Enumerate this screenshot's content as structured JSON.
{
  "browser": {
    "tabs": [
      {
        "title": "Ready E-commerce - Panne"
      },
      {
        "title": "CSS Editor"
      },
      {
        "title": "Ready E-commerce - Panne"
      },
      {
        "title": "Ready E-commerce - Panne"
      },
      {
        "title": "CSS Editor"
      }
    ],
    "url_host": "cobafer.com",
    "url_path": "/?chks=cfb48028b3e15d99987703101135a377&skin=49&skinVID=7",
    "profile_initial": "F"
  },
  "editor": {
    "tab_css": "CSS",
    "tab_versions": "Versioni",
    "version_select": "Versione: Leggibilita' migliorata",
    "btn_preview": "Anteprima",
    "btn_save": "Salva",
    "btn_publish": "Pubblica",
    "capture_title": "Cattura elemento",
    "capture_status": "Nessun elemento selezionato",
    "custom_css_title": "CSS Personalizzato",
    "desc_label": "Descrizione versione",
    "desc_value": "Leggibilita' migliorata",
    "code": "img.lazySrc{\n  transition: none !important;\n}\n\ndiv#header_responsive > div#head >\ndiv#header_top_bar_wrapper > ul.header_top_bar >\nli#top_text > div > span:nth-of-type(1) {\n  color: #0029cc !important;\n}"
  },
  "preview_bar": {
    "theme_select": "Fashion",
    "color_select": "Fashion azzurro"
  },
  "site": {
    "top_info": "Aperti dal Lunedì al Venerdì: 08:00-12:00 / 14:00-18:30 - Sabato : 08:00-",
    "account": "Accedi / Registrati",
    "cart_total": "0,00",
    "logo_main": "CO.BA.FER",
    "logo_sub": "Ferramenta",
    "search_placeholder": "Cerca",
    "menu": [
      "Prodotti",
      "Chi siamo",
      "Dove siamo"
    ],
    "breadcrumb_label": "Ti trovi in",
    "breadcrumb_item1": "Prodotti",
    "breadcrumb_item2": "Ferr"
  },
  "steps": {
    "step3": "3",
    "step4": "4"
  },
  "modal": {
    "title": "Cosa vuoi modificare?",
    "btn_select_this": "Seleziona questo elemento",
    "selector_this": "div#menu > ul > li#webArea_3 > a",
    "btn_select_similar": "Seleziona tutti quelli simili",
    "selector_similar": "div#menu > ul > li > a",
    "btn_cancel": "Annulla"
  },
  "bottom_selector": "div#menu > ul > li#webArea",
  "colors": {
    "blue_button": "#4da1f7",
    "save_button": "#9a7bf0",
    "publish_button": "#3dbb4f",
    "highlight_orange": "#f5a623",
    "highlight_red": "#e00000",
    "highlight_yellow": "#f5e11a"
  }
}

● Description of the task:
Copy out every line from the material above in which the word "Fashion" appears.

● Solution to this exercise:
    "theme_select": "Fashion",
    "color_select": "Fashion azzurro"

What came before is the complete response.